>> begin

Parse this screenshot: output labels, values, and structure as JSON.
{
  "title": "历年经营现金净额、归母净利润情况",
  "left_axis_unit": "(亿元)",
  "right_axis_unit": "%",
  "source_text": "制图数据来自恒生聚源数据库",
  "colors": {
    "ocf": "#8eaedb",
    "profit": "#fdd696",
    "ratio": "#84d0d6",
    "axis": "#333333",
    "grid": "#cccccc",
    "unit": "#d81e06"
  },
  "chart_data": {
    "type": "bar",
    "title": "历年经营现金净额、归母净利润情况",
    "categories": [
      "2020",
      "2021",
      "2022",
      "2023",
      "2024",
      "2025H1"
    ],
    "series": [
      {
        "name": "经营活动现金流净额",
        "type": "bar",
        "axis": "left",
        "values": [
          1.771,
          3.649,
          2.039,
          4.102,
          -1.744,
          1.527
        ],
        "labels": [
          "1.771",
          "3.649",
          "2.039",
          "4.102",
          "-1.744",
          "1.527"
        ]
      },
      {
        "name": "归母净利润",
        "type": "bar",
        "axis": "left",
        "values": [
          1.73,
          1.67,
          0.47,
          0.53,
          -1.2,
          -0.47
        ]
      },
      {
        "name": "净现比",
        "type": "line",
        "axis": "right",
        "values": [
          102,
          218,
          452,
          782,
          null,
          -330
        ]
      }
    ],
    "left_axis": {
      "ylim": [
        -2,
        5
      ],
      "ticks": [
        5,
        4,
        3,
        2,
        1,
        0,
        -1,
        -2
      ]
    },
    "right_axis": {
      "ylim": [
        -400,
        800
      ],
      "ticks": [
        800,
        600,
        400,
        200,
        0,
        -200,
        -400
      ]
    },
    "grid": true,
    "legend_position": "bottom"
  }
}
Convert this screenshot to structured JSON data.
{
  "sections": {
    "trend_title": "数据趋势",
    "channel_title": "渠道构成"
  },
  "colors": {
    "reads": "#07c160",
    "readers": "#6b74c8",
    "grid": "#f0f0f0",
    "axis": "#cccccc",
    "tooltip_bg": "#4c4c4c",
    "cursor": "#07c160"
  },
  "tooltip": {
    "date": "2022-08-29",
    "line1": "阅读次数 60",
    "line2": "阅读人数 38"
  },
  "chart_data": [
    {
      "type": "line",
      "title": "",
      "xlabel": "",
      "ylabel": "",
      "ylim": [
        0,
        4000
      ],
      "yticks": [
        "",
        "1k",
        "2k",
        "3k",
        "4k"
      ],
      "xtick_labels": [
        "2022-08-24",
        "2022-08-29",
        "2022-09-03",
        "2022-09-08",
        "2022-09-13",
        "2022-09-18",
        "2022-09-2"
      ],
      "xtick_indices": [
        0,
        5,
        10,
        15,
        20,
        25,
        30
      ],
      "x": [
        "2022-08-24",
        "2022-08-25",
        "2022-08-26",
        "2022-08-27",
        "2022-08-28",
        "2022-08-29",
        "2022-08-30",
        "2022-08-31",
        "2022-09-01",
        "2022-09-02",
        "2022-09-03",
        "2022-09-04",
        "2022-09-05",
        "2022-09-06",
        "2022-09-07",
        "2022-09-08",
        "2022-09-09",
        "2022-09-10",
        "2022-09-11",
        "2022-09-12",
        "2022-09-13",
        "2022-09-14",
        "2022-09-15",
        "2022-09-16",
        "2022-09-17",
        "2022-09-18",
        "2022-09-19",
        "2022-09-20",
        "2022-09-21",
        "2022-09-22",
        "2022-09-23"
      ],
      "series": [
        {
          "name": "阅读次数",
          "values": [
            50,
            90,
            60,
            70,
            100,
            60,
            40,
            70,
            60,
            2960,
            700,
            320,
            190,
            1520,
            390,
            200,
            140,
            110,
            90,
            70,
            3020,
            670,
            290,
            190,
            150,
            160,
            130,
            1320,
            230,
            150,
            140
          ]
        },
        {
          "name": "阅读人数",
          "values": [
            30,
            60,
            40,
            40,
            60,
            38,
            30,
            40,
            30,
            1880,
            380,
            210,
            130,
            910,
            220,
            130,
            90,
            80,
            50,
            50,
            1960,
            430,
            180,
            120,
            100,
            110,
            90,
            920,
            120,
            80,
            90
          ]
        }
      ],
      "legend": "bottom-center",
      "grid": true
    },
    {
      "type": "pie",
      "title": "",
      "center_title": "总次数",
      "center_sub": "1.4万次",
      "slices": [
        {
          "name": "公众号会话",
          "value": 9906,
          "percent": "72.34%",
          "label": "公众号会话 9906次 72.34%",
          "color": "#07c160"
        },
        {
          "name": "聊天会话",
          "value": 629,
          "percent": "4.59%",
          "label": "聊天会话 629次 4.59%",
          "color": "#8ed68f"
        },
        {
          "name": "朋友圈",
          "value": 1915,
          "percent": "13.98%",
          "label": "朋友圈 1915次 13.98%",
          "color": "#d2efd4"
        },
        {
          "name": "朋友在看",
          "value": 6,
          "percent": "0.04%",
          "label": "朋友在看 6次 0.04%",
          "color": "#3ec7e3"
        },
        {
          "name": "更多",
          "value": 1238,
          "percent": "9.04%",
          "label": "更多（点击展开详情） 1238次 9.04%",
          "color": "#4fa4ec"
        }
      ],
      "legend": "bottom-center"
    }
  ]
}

>> end

[The exercise]: Reproduce the entries above exactly.

[Output]:
Parse this screenshot: output labels, values, and structure as JSON.
{
  "title": "历年经营现金净额、归母净利润情况",
  "left_axis_unit": "(亿元)",
  "right_axis_unit": "%",
  "source_text": "制图数据来自恒生聚源数据库",
  "colors": {
    "ocf": "#8eaedb",
    "profit": "#fdd696",
    "ratio": "#84d0d6",
    "axis": "#333333",
    "grid": "#cccccc",
    "unit": "#d81e06"
  },
  "chart_data": {
    "type": "bar",
    "title": "历年经营现金净额、归母净利润情况",
    "categories": [
      "2020",
      "2021",
      "2022",
      "2023",
      "2024",
      "2025H1"
    ],
    "series": [
      {
        "name": "经营活动现金流净额",
        "type": "bar",
        "axis": "left",
        "values": [
          1.771,
          3.649,
          2.039,
          4.102,
          -1.744,
          1.527
        ],
        "labels": [
          "1.771",
          "3.649",
          "2.039",
          "4.102",
          "-1.744",
          "1.527"
        ]
      },
      {
        "name": "归母净利润",
        "type": "bar",
        "axis": "left",
        "values": [
          1.73,
          1.67,
          0.47,
          0.53,
          -1.2,
          -0.47
        ]
      },
      {
        "name": "净现比",
        "type": "line",
        "axis": "right",
        "values": [
          102,
          218,
          452,
          782,
          null,
          -330
        ]
      }
    ],
    "left_axis": {
      "ylim": [
        -2,
        5
      ],
      "ticks": [
        5,
        4,
        3,
        2,
        1,
        0,
        -1,
        -2
      ]
    },
    "right_axis": {
      "ylim": [
        -400,
        800
      ],
      "ticks": [
        800,
        600,
        400,
        200,
        0,
        -200,
        -400
      ]
    },
    "grid": true,
    "legend_position": "bottom"
  }
}
Convert this screenshot to structured JSON data.
{
  "sections": {
    "trend_title": "数据趋势",
    "channel_title": "渠道构成"
  },
  "colors": {
    "reads": "#07c160",
    "readers": "#6b74c8",
    "grid": "#f0f0f0",
    "axis": "#cccccc",
    "tooltip_bg": "#4c4c4c",
    "cursor": "#07c160"
  },
  "tooltip": {
    "date": "2022-08-29",
    "line1": "阅读次数 60",
    "line2": "阅读人数 38"
  },
  "chart_data": [
    {
      "type": "line",
      "title": "",
      "xlabel": "",
      "ylabel": "",
      "ylim": [
        0,
        4000
      ],
      "yticks": [
        "",
        "1k",
        "2k",
        "3k",
        "4k"
      ],
      "xtick_labels": [
        "2022-08-24",
        "2022-08-29",
        "2022-09-03",
        "2022-09-08",
        "2022-09-13",
        "2022-09-18",
        "2022-09-2"
      ],
      "xtick_indices": [
        0,
        5,
        10,
        15,
        20,
        25,
        30
      ],
      "x": [
        "2022-08-24",
        "2022-08-25",
        "2022-08-26",
        "2022-08-27",
        "2022-08-28",
        "2022-08-29",
        "2022-08-30",
        "2022-08-31",
        "2022-09-01",
        "2022-09-02",
        "2022-09-03",
        "2022-09-04",
        "2022-09-05",
        "2022-09-06",
        "2022-09-07",
        "2022-09-08",
        "2022-09-09",
        "2022-09-10",
        "2022-09-11",
        "2022-09-12",
        "2022-09-13",
        "2022-09-14",
        "2022-09-15",
        "2022-09-16",
        "2022-09-17",
        "2022-09-18",
        "2022-09-19",
        "2022-09-20",
        "2022-09-21",
        "2022-09-22",
        "2022-09-23"
      ],
      "series": [
        {
          "name": "阅读次数",
          "values": [
            50,
            90,
            60,
            70,
            100,
            60,
            40,
            70,
            60,
            2960,
            700,
            320,
            190,
            1520,
            390,
            200,
            140,
            110,
            90,
            70,
            3020,
            670,
            290,
            190,
            150,
            160,
            130,
            1320,
            230,
            150,
            140
          ]
        },
        {
          "name": "阅读人数",
          "values": [
            30,
            60,
            40,
            40,
            60,
            38,
            30,
            40,
            30,
            1880,
            380,
            210,
            130,
            910,
            220,
            130,
            90,
            80,
            50,
            50,
            1960,
            430,
            180,
            120,
            100,
            110,
            90,
            920,
            120,
            80,
            90
          ]
        }
      ],
      "legend": "bottom-center",
      "grid": true
    },
    {
      "type": "pie",
      "title": "",
      "center_title": "总次数",
      "center_sub": "1.4万次",
      "slices": [
        {
          "name": "公众号会话",
          "value": 9906,
          "percent": "72.34%",
          "label": "公众号会话 9906次 72.34%",
          "color": "#07c160"
        },
        {
          "name": "聊天会话",
          "value": 629,
          "percent": "4.59%",
          "label": "聊天会话 629次 4.59%",
          "color": "#8ed68f"
        },
        {
          "name": "朋友圈",
          "value": 1915,
          "percent": "13.98%",
          "label": "朋友圈 1915次 13.98%",
          "color": "#d2efd4"
        },
        {
          "name": "朋友在看",
          "value": 6,
          "percent": "0.04%",
          "label": "朋友在看 6次 0.04%",
          "color": "#3ec7e3"
        },
        {
          "name": "更多",
          "value": 1238,
          "percent": "9.04%",
          "label": "更多（点击展开详情） 1238次 9.04%",
          "color": "#4fa4ec"
        }
      ],
      "legend": "bottom-center"
    }
  ]
}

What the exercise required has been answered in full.